Given task: Copy out every line of the records where the string "стрима" occurs.

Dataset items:

__________________________________________________

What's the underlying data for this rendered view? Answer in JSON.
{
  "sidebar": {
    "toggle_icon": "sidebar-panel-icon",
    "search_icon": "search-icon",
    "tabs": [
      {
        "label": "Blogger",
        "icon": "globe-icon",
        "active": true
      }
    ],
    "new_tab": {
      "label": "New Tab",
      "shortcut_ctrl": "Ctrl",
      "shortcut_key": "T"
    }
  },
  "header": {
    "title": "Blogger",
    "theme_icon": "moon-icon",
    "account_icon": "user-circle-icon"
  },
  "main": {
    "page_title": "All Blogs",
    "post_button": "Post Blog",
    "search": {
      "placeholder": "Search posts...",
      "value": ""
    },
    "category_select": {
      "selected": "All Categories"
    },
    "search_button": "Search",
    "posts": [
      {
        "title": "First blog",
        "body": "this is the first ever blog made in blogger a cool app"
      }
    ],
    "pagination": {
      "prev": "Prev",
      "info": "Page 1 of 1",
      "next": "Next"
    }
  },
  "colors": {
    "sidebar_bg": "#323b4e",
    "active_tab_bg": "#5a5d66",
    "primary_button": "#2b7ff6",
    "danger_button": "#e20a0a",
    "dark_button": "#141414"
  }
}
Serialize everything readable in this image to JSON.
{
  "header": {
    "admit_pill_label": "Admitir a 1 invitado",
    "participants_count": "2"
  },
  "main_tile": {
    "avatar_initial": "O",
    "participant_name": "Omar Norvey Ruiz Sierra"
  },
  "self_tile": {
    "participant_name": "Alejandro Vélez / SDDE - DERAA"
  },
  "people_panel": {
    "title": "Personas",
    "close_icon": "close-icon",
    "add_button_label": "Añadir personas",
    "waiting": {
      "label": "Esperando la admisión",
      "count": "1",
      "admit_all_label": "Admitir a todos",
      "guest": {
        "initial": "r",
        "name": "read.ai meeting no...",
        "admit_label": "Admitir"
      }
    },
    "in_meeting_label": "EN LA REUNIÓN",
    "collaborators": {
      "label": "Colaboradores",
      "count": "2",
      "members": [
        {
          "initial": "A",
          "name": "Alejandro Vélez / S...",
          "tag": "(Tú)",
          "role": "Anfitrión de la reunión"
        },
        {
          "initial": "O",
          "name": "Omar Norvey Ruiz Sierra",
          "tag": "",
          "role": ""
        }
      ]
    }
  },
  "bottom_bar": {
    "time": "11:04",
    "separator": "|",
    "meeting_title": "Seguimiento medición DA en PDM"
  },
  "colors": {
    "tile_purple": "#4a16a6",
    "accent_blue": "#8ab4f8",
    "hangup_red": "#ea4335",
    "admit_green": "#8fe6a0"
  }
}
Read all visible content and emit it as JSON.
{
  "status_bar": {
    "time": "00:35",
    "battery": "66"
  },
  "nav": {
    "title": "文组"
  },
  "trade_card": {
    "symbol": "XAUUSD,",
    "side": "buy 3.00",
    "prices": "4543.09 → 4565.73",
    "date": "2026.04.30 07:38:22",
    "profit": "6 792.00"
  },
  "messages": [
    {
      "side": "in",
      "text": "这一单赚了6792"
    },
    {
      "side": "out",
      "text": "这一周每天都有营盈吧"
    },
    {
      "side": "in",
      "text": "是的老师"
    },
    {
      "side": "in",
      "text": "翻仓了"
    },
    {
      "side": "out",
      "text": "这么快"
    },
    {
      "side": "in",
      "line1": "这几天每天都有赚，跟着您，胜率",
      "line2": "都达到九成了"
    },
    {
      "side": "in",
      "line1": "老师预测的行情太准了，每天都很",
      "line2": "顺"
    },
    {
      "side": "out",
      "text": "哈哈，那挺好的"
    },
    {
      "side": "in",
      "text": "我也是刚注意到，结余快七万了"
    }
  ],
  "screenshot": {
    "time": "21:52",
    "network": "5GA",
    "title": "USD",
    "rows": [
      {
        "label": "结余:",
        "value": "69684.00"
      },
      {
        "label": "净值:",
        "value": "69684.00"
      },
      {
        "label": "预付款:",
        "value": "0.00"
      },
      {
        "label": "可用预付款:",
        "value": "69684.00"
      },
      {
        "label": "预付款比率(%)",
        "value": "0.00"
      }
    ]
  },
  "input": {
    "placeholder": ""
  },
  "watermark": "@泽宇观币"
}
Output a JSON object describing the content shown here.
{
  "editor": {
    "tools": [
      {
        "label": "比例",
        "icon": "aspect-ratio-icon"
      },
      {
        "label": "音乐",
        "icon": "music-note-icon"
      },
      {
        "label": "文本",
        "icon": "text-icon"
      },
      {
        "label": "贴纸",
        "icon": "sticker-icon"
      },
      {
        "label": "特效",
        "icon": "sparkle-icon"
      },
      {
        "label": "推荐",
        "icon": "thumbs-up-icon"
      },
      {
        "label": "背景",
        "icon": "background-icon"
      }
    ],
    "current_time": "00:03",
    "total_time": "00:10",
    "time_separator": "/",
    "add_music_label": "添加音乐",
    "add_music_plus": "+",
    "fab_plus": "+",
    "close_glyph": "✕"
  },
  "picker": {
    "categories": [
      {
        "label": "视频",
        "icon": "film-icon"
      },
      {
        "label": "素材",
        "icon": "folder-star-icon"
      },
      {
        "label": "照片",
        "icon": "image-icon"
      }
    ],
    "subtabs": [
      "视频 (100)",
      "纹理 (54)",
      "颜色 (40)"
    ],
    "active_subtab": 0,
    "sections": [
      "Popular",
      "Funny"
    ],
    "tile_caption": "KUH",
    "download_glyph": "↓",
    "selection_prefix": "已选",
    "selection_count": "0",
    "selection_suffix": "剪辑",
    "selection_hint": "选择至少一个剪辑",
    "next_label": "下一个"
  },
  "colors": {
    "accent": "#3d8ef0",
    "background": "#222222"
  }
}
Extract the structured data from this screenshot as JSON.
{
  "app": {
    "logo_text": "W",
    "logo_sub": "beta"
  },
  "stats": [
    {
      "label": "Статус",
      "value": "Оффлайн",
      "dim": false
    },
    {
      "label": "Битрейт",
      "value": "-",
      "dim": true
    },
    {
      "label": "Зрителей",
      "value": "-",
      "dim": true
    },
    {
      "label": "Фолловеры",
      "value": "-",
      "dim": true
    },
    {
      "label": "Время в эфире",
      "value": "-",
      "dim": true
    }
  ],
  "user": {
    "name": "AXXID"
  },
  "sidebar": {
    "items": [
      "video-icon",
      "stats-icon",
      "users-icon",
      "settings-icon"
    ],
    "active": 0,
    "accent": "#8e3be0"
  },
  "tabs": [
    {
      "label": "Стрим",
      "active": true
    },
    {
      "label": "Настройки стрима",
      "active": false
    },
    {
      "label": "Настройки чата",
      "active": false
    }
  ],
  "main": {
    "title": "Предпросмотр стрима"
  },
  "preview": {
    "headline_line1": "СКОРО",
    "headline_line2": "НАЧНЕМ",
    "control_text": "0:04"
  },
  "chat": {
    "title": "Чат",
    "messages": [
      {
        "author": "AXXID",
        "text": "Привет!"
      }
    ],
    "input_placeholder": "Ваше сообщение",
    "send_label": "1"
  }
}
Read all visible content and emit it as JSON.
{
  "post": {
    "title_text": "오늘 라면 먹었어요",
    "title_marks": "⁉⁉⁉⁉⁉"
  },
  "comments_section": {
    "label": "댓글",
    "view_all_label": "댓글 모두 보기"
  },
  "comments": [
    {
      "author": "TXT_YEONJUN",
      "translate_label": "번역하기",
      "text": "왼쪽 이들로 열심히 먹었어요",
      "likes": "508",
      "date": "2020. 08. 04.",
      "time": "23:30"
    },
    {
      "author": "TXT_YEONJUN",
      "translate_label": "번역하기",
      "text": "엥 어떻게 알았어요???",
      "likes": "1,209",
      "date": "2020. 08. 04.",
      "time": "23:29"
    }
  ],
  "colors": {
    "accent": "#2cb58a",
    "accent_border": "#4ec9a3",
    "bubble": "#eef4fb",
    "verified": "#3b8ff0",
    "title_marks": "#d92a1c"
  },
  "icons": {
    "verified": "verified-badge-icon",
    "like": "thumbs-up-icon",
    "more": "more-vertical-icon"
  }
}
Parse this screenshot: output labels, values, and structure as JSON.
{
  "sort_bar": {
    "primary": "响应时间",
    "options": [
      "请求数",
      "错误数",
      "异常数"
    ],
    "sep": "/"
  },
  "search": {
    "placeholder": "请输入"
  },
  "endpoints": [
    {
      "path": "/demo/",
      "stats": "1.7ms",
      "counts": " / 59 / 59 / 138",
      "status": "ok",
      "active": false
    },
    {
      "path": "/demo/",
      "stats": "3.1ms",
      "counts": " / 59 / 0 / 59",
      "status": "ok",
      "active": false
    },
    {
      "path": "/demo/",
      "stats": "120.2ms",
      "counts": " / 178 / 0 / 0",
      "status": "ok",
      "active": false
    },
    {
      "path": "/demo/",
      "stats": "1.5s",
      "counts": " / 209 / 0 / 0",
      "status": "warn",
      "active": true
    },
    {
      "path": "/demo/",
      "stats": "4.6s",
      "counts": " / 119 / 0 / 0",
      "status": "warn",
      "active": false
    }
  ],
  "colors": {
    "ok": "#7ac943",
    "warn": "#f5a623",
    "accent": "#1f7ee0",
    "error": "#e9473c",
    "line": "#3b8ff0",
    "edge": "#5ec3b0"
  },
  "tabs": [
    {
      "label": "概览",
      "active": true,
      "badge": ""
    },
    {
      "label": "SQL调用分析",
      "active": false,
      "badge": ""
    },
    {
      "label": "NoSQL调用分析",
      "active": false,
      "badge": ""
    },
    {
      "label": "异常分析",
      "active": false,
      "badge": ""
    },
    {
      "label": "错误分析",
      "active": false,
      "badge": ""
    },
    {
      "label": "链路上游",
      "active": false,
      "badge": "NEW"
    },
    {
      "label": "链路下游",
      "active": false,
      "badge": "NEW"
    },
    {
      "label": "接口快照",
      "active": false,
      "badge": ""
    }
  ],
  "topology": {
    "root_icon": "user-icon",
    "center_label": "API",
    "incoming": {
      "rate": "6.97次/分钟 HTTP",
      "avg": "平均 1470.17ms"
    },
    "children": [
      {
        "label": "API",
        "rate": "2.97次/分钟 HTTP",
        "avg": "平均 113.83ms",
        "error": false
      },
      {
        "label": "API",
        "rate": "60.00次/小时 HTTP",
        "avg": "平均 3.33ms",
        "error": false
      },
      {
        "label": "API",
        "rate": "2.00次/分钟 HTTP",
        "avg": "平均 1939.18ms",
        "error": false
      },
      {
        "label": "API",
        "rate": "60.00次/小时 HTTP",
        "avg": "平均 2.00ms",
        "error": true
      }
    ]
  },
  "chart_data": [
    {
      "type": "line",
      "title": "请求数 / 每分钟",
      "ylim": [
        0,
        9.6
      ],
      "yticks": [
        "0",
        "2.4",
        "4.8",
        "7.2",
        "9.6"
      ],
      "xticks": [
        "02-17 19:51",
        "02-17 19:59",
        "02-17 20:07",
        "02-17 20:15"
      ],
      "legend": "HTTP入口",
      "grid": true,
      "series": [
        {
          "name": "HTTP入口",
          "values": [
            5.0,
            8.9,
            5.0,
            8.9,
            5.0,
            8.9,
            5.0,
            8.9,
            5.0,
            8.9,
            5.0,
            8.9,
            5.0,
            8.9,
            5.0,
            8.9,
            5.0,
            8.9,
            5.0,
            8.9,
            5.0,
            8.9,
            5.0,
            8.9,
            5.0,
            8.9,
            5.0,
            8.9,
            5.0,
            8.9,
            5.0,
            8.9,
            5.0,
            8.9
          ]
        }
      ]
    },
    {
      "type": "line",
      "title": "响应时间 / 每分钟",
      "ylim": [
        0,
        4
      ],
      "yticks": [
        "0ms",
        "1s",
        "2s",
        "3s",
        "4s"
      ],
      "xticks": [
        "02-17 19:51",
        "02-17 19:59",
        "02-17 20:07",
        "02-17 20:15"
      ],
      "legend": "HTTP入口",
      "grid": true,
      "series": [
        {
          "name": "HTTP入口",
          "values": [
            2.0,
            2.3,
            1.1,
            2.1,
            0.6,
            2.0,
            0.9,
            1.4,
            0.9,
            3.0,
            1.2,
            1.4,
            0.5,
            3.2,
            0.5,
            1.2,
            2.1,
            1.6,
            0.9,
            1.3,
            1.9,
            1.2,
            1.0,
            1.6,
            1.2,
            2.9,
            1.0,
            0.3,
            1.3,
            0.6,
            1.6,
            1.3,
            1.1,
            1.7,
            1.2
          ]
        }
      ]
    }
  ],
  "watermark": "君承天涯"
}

__________________________________________________

Solved problem:
      "label": "Настройки стрима",
    "title": "Предпросмотр стрима"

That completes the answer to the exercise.